ACÓRDÃO Nº 247/2019
Processo n.º 73/2019
3ª Secção
Relator: Conselheiro Gonçalo de Almeida Ribeiro
Acordam, em conferência, na 3ª secção do Tribunal Constitucional
I. Relatório
1. Nos presentes autos, vindos de Tribunal arbitral constituído no âmbito do Centro de Arbitragem Administrativa (CAAD), em que é recorrente a sociedade A., S.A. e recorrida a Autoridade Tributária e Aduaneira, foi interposto o presente recurso, ao abrigo da alínea b) do n.º 1 do artigo 70.º da Lei n.º 28/82, de 15 de novembro (Lei do Tribunal Constitucional, referida adiante pela sigla «LTC»), da decisão daquele Tribunal, de 28 de dezembro de 2018.
2. Pela Decisão Sumária n.º 127/2019, decidiu-se, ao abrigo do disposto no artigo 78.º-A, n.º 1, da LTC, não tomar conhecimento do objeto do recurso interposto. Tal decisão tem a seguinte fundamentação:
«5. De acordo com a alínea b) do n.º 1 do artigo 70.º da LTC, cabe recurso para o Tribunal Constitucional das decisões dos tribunais que apliquem norma cuja inconstitucionalidade haja sido suscitada durante o processo. Suscitação que há-de ter ocorrido de modo processualmente adequado perante o tribunal que proferiu a decisão recorrida, em termos de este estar obrigado a dela conhecer (artigo 72.º, n.º 2, da LTC).

ENUNCIADO A
Reproduza o trecho do acórdão que começa nas palavras "ACÓRDÃO Nº 247/2019" e termina logo após as palavras "dezembro de 2018.".
O acórdão e os registos não têm relação entre si.

DADOS FORNECIDOS
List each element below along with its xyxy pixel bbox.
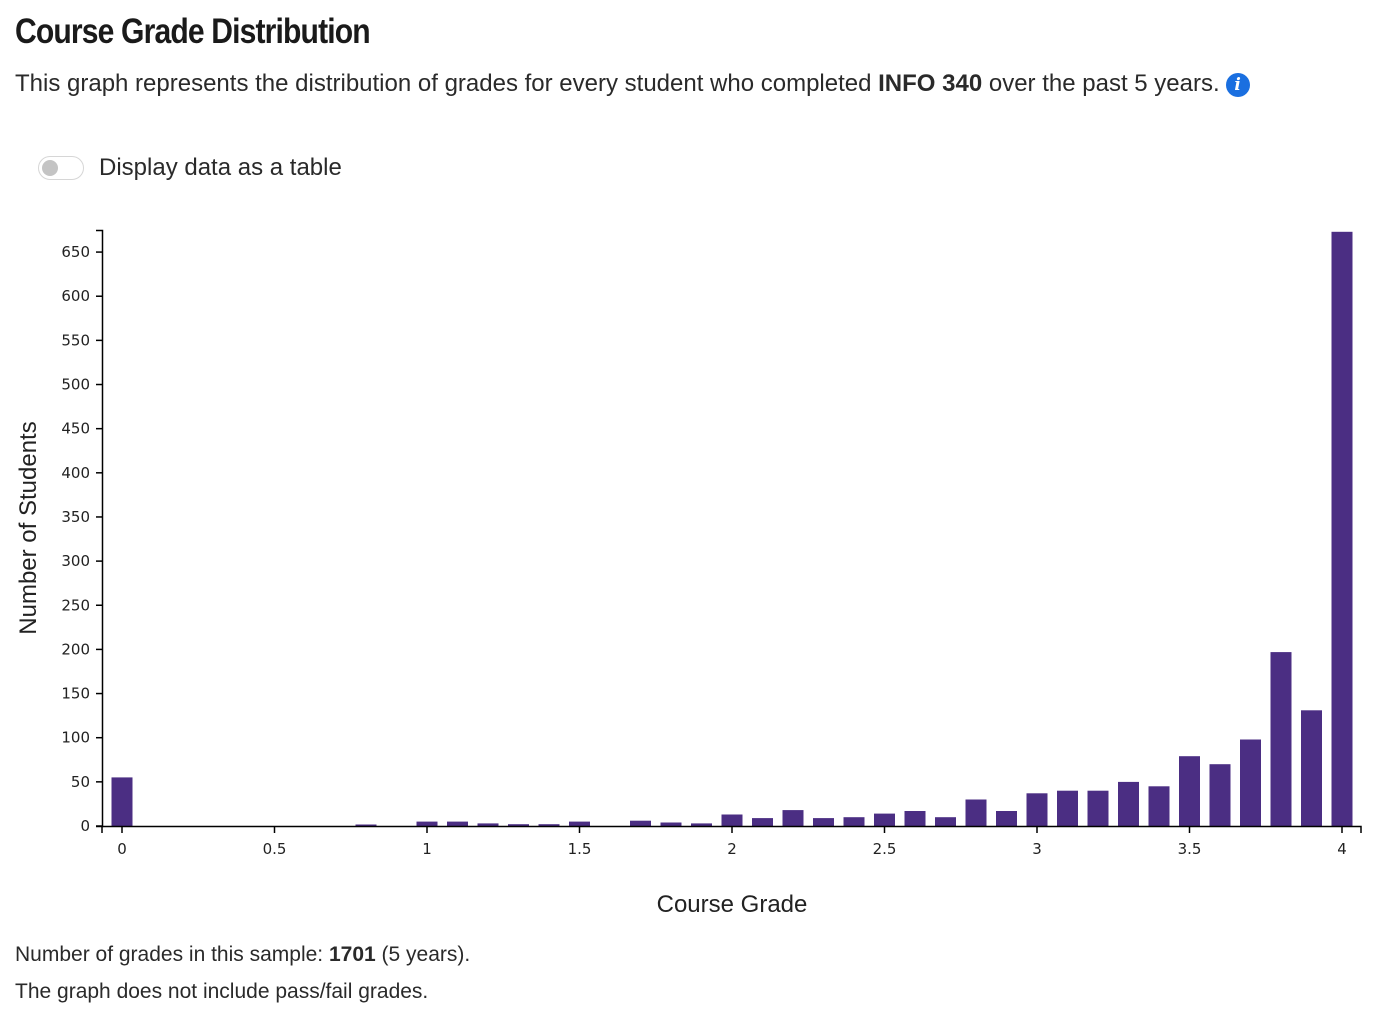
bar	[874, 813, 895, 826]
bar	[447, 821, 468, 826]
y-tick-label: 650	[61, 243, 90, 261]
grade-distribution-chart: 050100150200250300350400450500550600650 …	[15, 229, 1362, 918]
y-tick-label: 250	[61, 596, 90, 614]
x-tick-label: 0	[117, 840, 127, 858]
y-tick-label: 300	[61, 552, 90, 570]
y-tick-label: 50	[71, 773, 90, 791]
toggle-knob	[42, 160, 58, 176]
y-tick-label: 200	[61, 640, 90, 658]
bar	[843, 817, 865, 826]
bar	[752, 818, 773, 826]
y-tick-label: 150	[61, 685, 90, 703]
bar	[111, 777, 133, 826]
bar	[477, 823, 499, 826]
x-tick-label: 3.5	[1178, 840, 1202, 858]
y-tick-label: 600	[61, 287, 90, 305]
y-tick-label: 350	[61, 508, 90, 526]
x-axis: 0 0.5 1 1.5 2 2.5 3 3.5 4	[101, 825, 1362, 858]
bar	[1026, 793, 1048, 826]
y-tick-label: 100	[61, 729, 90, 747]
sample-count-text: Number of grades in this sample: 1701 (5…	[15, 943, 470, 967]
description-prefix: This graph represents the distribution o…	[15, 70, 879, 97]
sample-count-prefix: Number of grades in this sample:	[15, 943, 329, 966]
y-axis-title: Number of Students	[15, 421, 42, 634]
description-suffix: over the past 5 years.	[982, 70, 1220, 97]
bar	[1148, 786, 1170, 826]
bar	[416, 821, 438, 826]
y-axis: 0 50 100 150 200 250 300 350 400 450 500 550 600 650	[61, 229, 104, 835]
table-toggle-row: Display data as a table	[38, 154, 342, 182]
bar	[1301, 710, 1322, 826]
bar	[355, 824, 377, 826]
x-axis-title: Course Grade	[657, 891, 808, 918]
chart-bars	[111, 231, 1353, 827]
bar	[1209, 764, 1231, 826]
bar	[782, 810, 804, 826]
bar	[721, 814, 743, 826]
sample-count-suffix: (5 years).	[375, 943, 471, 966]
x-tick-label: 3	[1032, 840, 1042, 858]
bar	[996, 811, 1017, 826]
bar	[1118, 781, 1139, 826]
display-table-label: Display data as a table	[99, 154, 342, 181]
y-tick-label: 400	[61, 464, 90, 482]
y-tick-label: 500	[61, 376, 90, 394]
x-tick-label: 0.5	[263, 840, 287, 858]
display-table-toggle[interactable]	[38, 156, 84, 180]
x-tick-label: 2.5	[873, 840, 897, 858]
bar	[1087, 790, 1109, 826]
bar	[813, 818, 834, 826]
bar	[569, 821, 590, 826]
bar	[1240, 739, 1261, 826]
bar	[965, 799, 987, 826]
x-tick-label: 2	[727, 840, 737, 858]
bar	[538, 824, 560, 826]
y-tick-label: 450	[61, 420, 90, 438]
y-tick-label: 550	[61, 331, 90, 349]
bar	[904, 811, 926, 826]
bar	[630, 820, 651, 826]
page-title: Course Grade Distribution	[15, 12, 371, 51]
bar	[1270, 652, 1292, 826]
bar	[1057, 790, 1078, 826]
bar	[660, 822, 682, 826]
bar	[935, 817, 956, 826]
x-tick-label: 1.5	[568, 840, 592, 858]
bar	[691, 823, 712, 826]
x-tick-label: 4	[1337, 840, 1347, 858]
info-icon[interactable]: i	[1225, 73, 1250, 97]
y-tick-label: 0	[80, 817, 90, 835]
bar	[1179, 756, 1200, 826]
x-tick-label: 1	[422, 840, 432, 858]
bar	[1331, 231, 1353, 827]
pass-fail-note: The graph does not include pass/fail gra…	[15, 980, 429, 1003]
course-code: INFO 340	[878, 70, 983, 97]
bar	[508, 824, 529, 826]
chart-description: This graph represents the distribution o…	[15, 70, 1250, 98]
sample-count: 1701	[328, 943, 376, 966]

ENUNCIADO B
Nos registos, volte a escrever as linhas desde a que contém "813, 895, 826]" até à que contém "710, 1322, 826]", ambas incluídas, trocando "bar" por "barra" e deixando tudo o resto igual. Apresente só essas linhas.

RESPOSTA A
ACÓRDÃO Nº 247/2019
Processo n.º 73/2019
3ª Secção
Relator: Conselheiro Gonçalo de Almeida Ribeiro
Acordam, em conferência, na 3ª secção do Tribunal Constitucional
I. Relatório
1. Nos presentes autos, vindos de Tribunal arbitral constituído no âmbito do Centro de Arbitragem Administrativa (CAAD), em que é recorrente a sociedade A., S.A. e recorrida a Autoridade Tributária e Aduaneira, foi interposto o presente recurso, ao abrigo da alínea b) do n.º 1 do artigo 70.º da Lei n.º 28/82, de 15 de novembro (Lei do Tribunal Constitucional, referida adiante pela sigla «LTC»), da decisão daquele Tribunal, de 28 de dezembro de 2018.

RESPOSTA B
barra	[874, 813, 895, 826]
barra	[447, 821, 468, 826]
y-tick-label: 650	[61, 243, 90, 261]
grade-distribution-chart: 050100150200250300350400450500550600650 …	[15, 229, 1362, 918]
y-tick-label: 250	[61, 596, 90, 614]
x-tick-label: 0	[117, 840, 127, 858]
y-tick-label: 300	[61, 552, 90, 570]
y-tick-label: 50	[71, 773, 90, 791]
toggle-knob	[42, 160, 58, 176]
y-tick-label: 200	[61, 640, 90, 658]
barra	[843, 817, 865, 826]
barra	[752, 818, 773, 826]
y-tick-label: 150	[61, 685, 90, 703]
barra	[111, 777, 133, 826]
barra	[477, 823, 499, 826]
x-tick-label: 3.5	[1178, 840, 1202, 858]
y-tick-label: 600	[61, 287, 90, 305]
y-tick-label: 350	[61, 508, 90, 526]
x-axis: 0 0.5 1 1.5 2 2.5 3 3.5 4	[101, 825, 1362, 858]
barra	[1026, 793, 1048, 826]
y-tick-label: 100	[61, 729, 90, 747]
sample-count-text: Number of grades in this sample: 1701 (5…	[15, 943, 470, 967]
description-prefix: This graph represents the distribution o…	[15, 70, 879, 97]
sample-count-prefix: Number of grades in this sample:	[15, 943, 329, 966]
y-axis-title: Number of Students	[15, 421, 42, 634]
description-suffix: over the past 5 years.	[982, 70, 1220, 97]
barra	[1148, 786, 1170, 826]
barra	[416, 821, 438, 826]
y-axis: 0 50 100 150 200 250 300 350 400 450 500 550 600 650	[61, 229, 104, 835]
table-toggle-row: Display data as a table	[38, 154, 342, 182]
barra	[1301, 710, 1322, 826]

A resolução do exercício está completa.